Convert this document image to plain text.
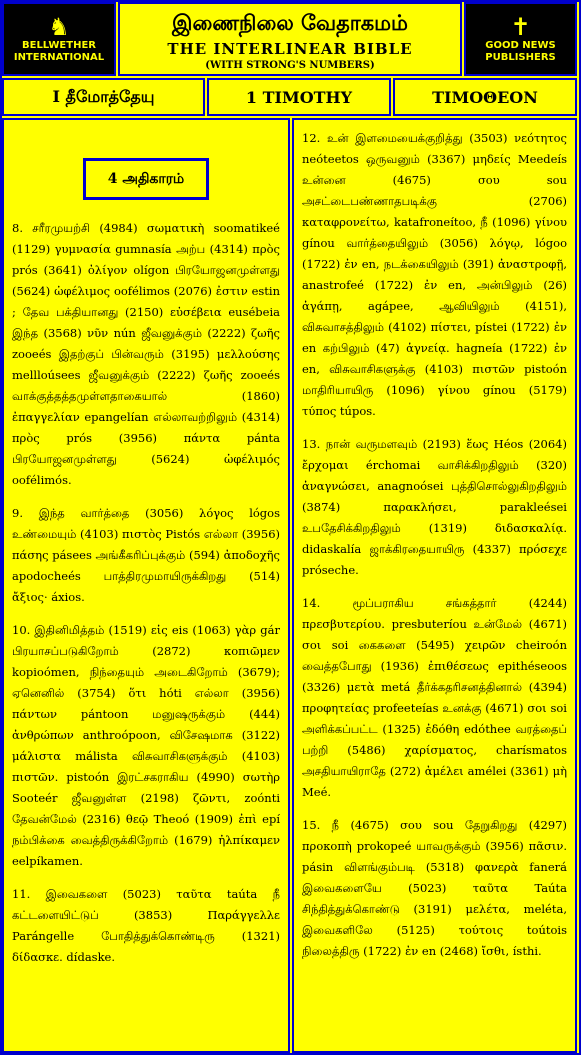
♞
BELLWETHER
INTERNATIONAL
இணைநிலை வேதாகமம்
THE INTERLINEAR BIBLE
(WITH STRONG'S NUMBERS)
✝
GOOD NEWS
PUBLISHERS
I தீமோத்தேயு	1 TIMOTHY	TIMOΘEON
4 அதிகாரம்

8. சரீரமுயற்சி (4984) σωματικὴ soomatikeé (1129) γυμνασία gumnasía அற்ப (4314) πρὸς prós (3641) ὀλίγον olígon பிரயோஜனமுள்ளது (5624) ὠφέλιμος oofélimos (2076) ἐστιν estin ; தேவ பக்தியானது (2150) εὐσέβεια eusébeia இந்த (3568) νῦν nún ஜீவனுக்கும் (2222) ζωῆς zooeés இதற்குப் பின்வரும் (3195) μελλούσης mellloúsees ஜீவனுக்கும் (2222) ζωῆς zooeés வாக்குத்தத்தமுள்ளதாகையால் (1860) ἐπαγγελίαν epangelían எல்லாவற்றிலும் (4314) πρὸς prós (3956) πάντα pánta பிரயோஜனமுள்ளது (5624) ὠφέλιμός oofélimós.

9. இந்த வார்த்தை (3056) λόγος lógos உண்மையும் (4103) πιστὸς Pistós எல்லா (3956) πάσης pásees அங்கீகரிப்புக்கும் (594) ἀποδοχῆς apodocheés பாத்திரமுமாயிருக்கிறது (514) ἄξιος· áxios.

10. இதினிமித்தம் (1519) εἰς eis (1063) γὰρ gár பிரயாசப்படுகிறோம் (2872) κοπιῶμεν kopioómen, நிந்தையும் அடைகிறோம் (3679); ஏனெனில் (3754) ὅτι hóti எல்லா (3956) πάντων pántoon மனுஷருக்கும் (444) ἀνθρώπων anthroópoon, விசேஷமாக (3122) μάλιστα málista விசுவாசிகளுக்கும் (4103) πιστῶν. pistoón இரட்சகராகிய (4990) σωτὴρ Sooteér ஜீவனுள்ள (2198) ζῶντι, zoónti தேவன்மேல் (2316) θεῷ Theoó (1909) ἐπὶ epí நம்பிக்கை வைத்திருக்கிறோம் (1679) ἠλπίκαμεν eelpíkamen.

11. இவைகளை (5023) ταῦτα taúta நீ கட்டளையிட்டுப் (3853) Παράγγελλε Parángelle போதித்துக்கொண்டிரு (1321) δίδασκε. dídaske.

12. உன் இளமையைக்குறித்து (3503) νεότητος neóteetos ஒருவனும் (3367) μηδείς Meedeís உன்னை (4675) σου sou அசட்டைபண்ணாதபடிக்கு (2706) καταφρονείτω, katafroneítoo, நீ (1096) γίνου gínou வார்த்தையிலும் (3056) λόγῳ, lógoo (1722) ἐν en, நடக்கையிலும் (391) ἀναστροφῇ, anastrofeé (1722) ἐν en, அன்பிலும் (26) ἀγάπῃ, agápee, ஆவியிலும் (4151), விசுவாசத்திலும் (4102) πίστει, pístei (1722) ἐν en கற்பிலும் (47) ἁγνείᾳ. hagneía (1722) ἐν en, விசுவாசிகளுக்கு (4103) πιστῶν pistoón மாதிரியாயிரு (1096) γίνου gínou (5179) τύπος túpos.

13. நான் வருமளவும் (2193) ἕως Héos (2064) ἔρχομαι érchomai வாசிக்கிறதிலும் (320) ἀναγνώσει, anagnoósei புத்திசொல்லுகிறதிலும் (3874) παρακλήσει, parakleései உபதேசிக்கிறதிலும் (1319) διδασκαλίᾳ. didaskalía ஜாக்கிரதையாயிரு (4337) πρόσεχε próseche.

14. மூப்பராகிய சங்கத்தார் (4244) πρεσβυτερίου. presbuteríou உன்மேல் (4671) σοι soi கைகளை (5495) χειρῶν cheiroón வைத்தபோது (1936) ἐπιθέσεως epithéseoos (3326) μετὰ metá தீர்க்கதரிசனத்தினால் (4394) προφητείας profeeteías உனக்கு (4671) σοι soi அளிக்கப்பட்ட (1325) ἐδόθη edóthee வரத்தைப் பற்றி (5486) χαρίσματος, charísmatos அசதியாயிராதே (272) ἀμέλει amélei (3361) μὴ Meé.

15. நீ (4675) σου sou தேறுகிறது (4297) προκοπὴ prokopeé யாவருக்கும் (3956) πᾶσιν. pásin விளங்கும்படி (5318) φανερὰ fanerá இவைகளையே (5023) ταῦτα Taúta சிந்தித்துக்கொண்டு (3191) μελέτα, meléta, இவைகளிலே (5125) τούτοις toútois நிலைத்திரு (1722) ἐν en (2468) ἴσθι, ísthi.
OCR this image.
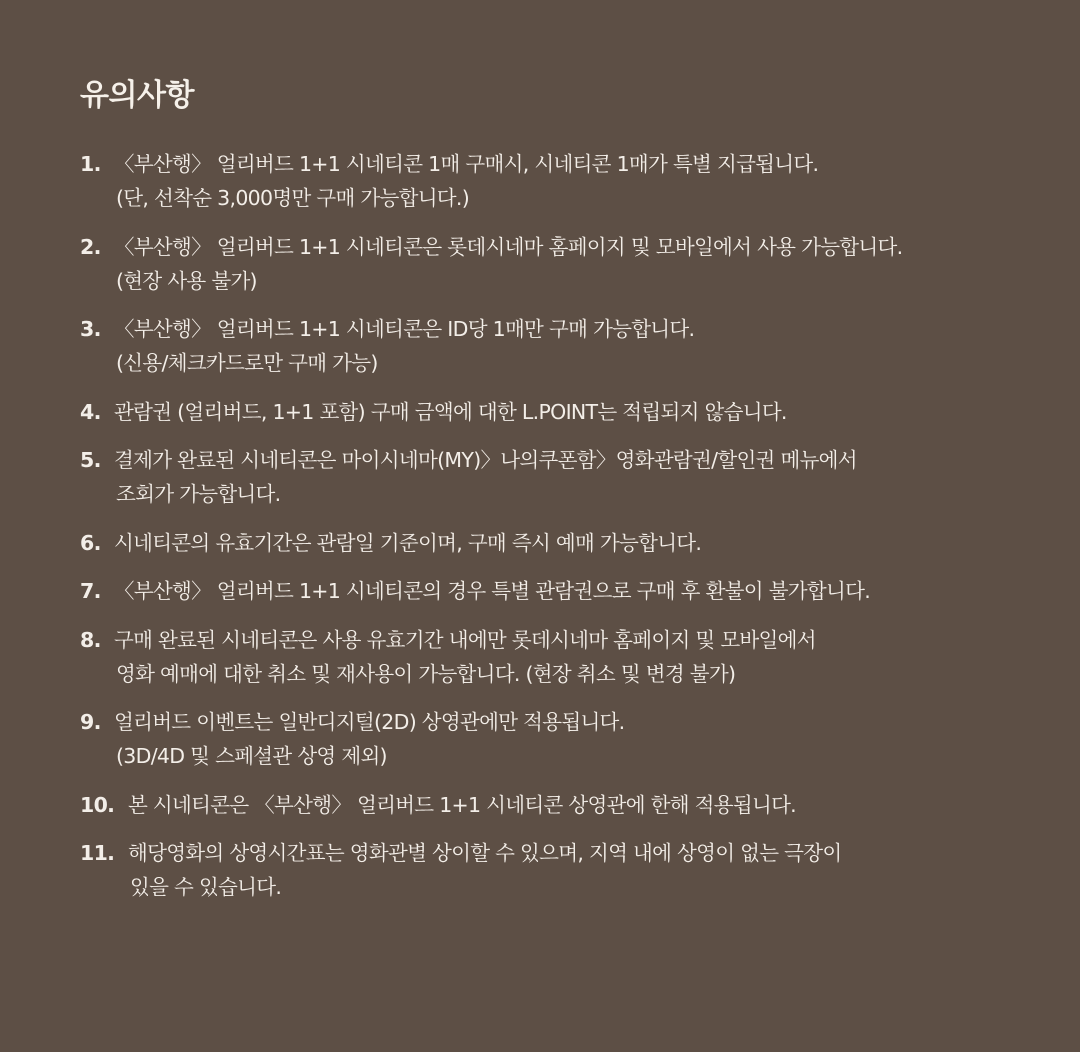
유의사항
1. 〈부산행〉 얼리버드 1+1 시네티콘 1매 구매시, 시네티콘 1매가 특별 지급됩니다.
(단, 선착순 3,000명만 구매 가능합니다.)
2. 〈부산행〉 얼리버드 1+1 시네티콘은 롯데시네마 홈페이지 및 모바일에서 사용 가능합니다.
(현장 사용 불가)
3. 〈부산행〉 얼리버드 1+1 시네티콘은 ID당 1매만 구매 가능합니다.
(신용/체크카드로만 구매 가능)
4. 관람권 (얼리버드, 1+1 포함) 구매 금액에 대한 L.POINT는 적립되지 않습니다.
5. 결제가 완료된 시네티콘은 마이시네마(MY)〉나의쿠폰함〉영화관람권/할인권 메뉴에서
조회가 가능합니다.
6. 시네티콘의 유효기간은 관람일 기준이며, 구매 즉시 예매 가능합니다.
7. 〈부산행〉 얼리버드 1+1 시네티콘의 경우 특별 관람권으로 구매 후 환불이 불가합니다.
8. 구매 완료된 시네티콘은 사용 유효기간 내에만 롯데시네마 홈페이지 및 모바일에서
영화 예매에 대한 취소 및 재사용이 가능합니다. (현장 취소 및 변경 불가)
9. 얼리버드 이벤트는 일반디지털(2D) 상영관에만 적용됩니다.
(3D/4D 및 스페셜관 상영 제외)
10. 본 시네티콘은 〈부산행〉 얼리버드 1+1 시네티콘 상영관에 한해 적용됩니다.
11. 해당영화의 상영시간표는 영화관별 상이할 수 있으며, 지역 내에 상영이 없는 극장이
있을 수 있습니다.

-- -- --

STATED GOAL:
Transcribe the whole listing, character for character, but not its images.

THE ANSWER:
Convert this document image to plain text.
♞
BELLWETHER
INTERNATIONAL
இணைநிலை வேதாகமம்
THE INTERLINEAR BIBLE
(WITH STRONG'S NUMBERS)
✝
GOOD NEWS
PUBLISHERS
I தீமோத்தேயு	1 TIMOTHY	TIMOΘEON
4 அதிகாரம்

8. சரீரமுயற்சி (4984) σωματικὴ soomatikeé (1129) γυμνασία gumnasía அற்ப (4314) πρὸς prós (3641) ὀλίγον olígon பிரயோஜனமுள்ளது (5624) ὠφέλιμος oofélimos (2076) ἐστιν estin ; தேவ பக்தியானது (2150) εὐσέβεια eusébeia இந்த (3568) νῦν nún ஜீவனுக்கும் (2222) ζωῆς zooeés இதற்குப் பின்வரும் (3195) μελλούσης mellloúsees ஜீவனுக்கும் (2222) ζωῆς zooeés வாக்குத்தத்தமுள்ளதாகையால் (1860) ἐπαγγελίαν epangelían எல்லாவற்றிலும் (4314) πρὸς prós (3956) πάντα pánta பிரயோஜனமுள்ளது (5624) ὠφέλιμός oofélimós.

9. இந்த வார்த்தை (3056) λόγος lógos உண்மையும் (4103) πιστὸς Pistós எல்லா (3956) πάσης pásees அங்கீகரிப்புக்கும் (594) ἀποδοχῆς apodocheés பாத்திரமுமாயிருக்கிறது (514) ἄξιος· áxios.

10. இதினிமித்தம் (1519) εἰς eis (1063) γὰρ gár பிரயாசப்படுகிறோம் (2872) κοπιῶμεν kopioómen, நிந்தையும் அடைகிறோம் (3679); ஏனெனில் (3754) ὅτι hóti எல்லா (3956) πάντων pántoon மனுஷருக்கும் (444) ἀνθρώπων anthroópoon, விசேஷமாக (3122) μάλιστα málista விசுவாசிகளுக்கும் (4103) πιστῶν. pistoón இரட்சகராகிய (4990) σωτὴρ Sooteér ஜீவனுள்ள (2198) ζῶντι, zoónti தேவன்மேல் (2316) θεῷ Theoó (1909) ἐπὶ epí நம்பிக்கை வைத்திருக்கிறோம் (1679) ἠλπίκαμεν eelpíkamen.

11. இவைகளை (5023) ταῦτα taúta நீ கட்டளையிட்டுப் (3853) Παράγγελλε Parángelle போதித்துக்கொண்டிரு (1321) δίδασκε. dídaske.

12. உன் இளமையைக்குறித்து (3503) νεότητος neóteetos ஒருவனும் (3367) μηδείς Meedeís உன்னை (4675) σου sou அசட்டைபண்ணாதபடிக்கு (2706) καταφρονείτω, katafroneítoo, நீ (1096) γίνου gínou வார்த்தையிலும் (3056) λόγῳ, lógoo (1722) ἐν en, நடக்கையிலும் (391) ἀναστροφῇ, anastrofeé (1722) ἐν en, அன்பிலும் (26) ἀγάπῃ, agápee, ஆவியிலும் (4151), விசுவாசத்திலும் (4102) πίστει, pístei (1722) ἐν en கற்பிலும் (47) ἁγνείᾳ. hagneía (1722) ἐν en, விசுவாசிகளுக்கு (4103) πιστῶν pistoón மாதிரியாயிரு (1096) γίνου gínou (5179) τύπος túpos.

13. நான் வருமளவும் (2193) ἕως Héos (2064) ἔρχομαι érchomai வாசிக்கிறதிலும் (320) ἀναγνώσει, anagnoósei புத்திசொல்லுகிறதிலும் (3874) παρακλήσει, parakleései உபதேசிக்கிறதிலும் (1319) διδασκαλίᾳ. didaskalía ஜாக்கிரதையாயிரு (4337) πρόσεχε próseche.

14. மூப்பராகிய சங்கத்தார் (4244) πρεσβυτερίου. presbuteríou உன்மேல் (4671) σοι soi கைகளை (5495) χειρῶν cheiroón வைத்தபோது (1936) ἐπιθέσεως epithéseoos (3326) μετὰ metá தீர்க்கதரிசனத்தினால் (4394) προφητείας profeeteías உனக்கு (4671) σοι soi அளிக்கப்பட்ட (1325) ἐδόθη edóthee வரத்தைப் பற்றி (5486) χαρίσματος, charísmatos அசதியாயிராதே (272) ἀμέλει amélei (3361) μὴ Meé.

15. நீ (4675) σου sou தேறுகிறது (4297) προκοπὴ prokopeé யாவருக்கும் (3956) πᾶσιν. pásin விளங்கும்படி (5318) φανερὰ fanerá இவைகளையே (5023) ταῦτα Taúta சிந்தித்துக்கொண்டு (3191) μελέτα, meléta, இவைகளிலே (5125) τούτοις toútois நிலைத்திரு (1722) ἐν en (2468) ἴσθι, ísthi.
OCR this image.
유의사항
1. 〈부산행〉 얼리버드 1+1 시네티콘 1매 구매시, 시네티콘 1매가 특별 지급됩니다.
(단, 선착순 3,000명만 구매 가능합니다.)
2. 〈부산행〉 얼리버드 1+1 시네티콘은 롯데시네마 홈페이지 및 모바일에서 사용 가능합니다.
(현장 사용 불가)
3. 〈부산행〉 얼리버드 1+1 시네티콘은 ID당 1매만 구매 가능합니다.
(신용/체크카드로만 구매 가능)
4. 관람권 (얼리버드, 1+1 포함) 구매 금액에 대한 L.POINT는 적립되지 않습니다.
5. 결제가 완료된 시네티콘은 마이시네마(MY)〉나의쿠폰함〉영화관람권/할인권 메뉴에서
조회가 가능합니다.
6. 시네티콘의 유효기간은 관람일 기준이며, 구매 즉시 예매 가능합니다.
7. 〈부산행〉 얼리버드 1+1 시네티콘의 경우 특별 관람권으로 구매 후 환불이 불가합니다.
8. 구매 완료된 시네티콘은 사용 유효기간 내에만 롯데시네마 홈페이지 및 모바일에서
영화 예매에 대한 취소 및 재사용이 가능합니다. (현장 취소 및 변경 불가)
9. 얼리버드 이벤트는 일반디지털(2D) 상영관에만 적용됩니다.
(3D/4D 및 스페셜관 상영 제외)
10. 본 시네티콘은 〈부산행〉 얼리버드 1+1 시네티콘 상영관에 한해 적용됩니다.
11. 해당영화의 상영시간표는 영화관별 상이할 수 있으며, 지역 내에 상영이 없는 극장이
있을 수 있습니다.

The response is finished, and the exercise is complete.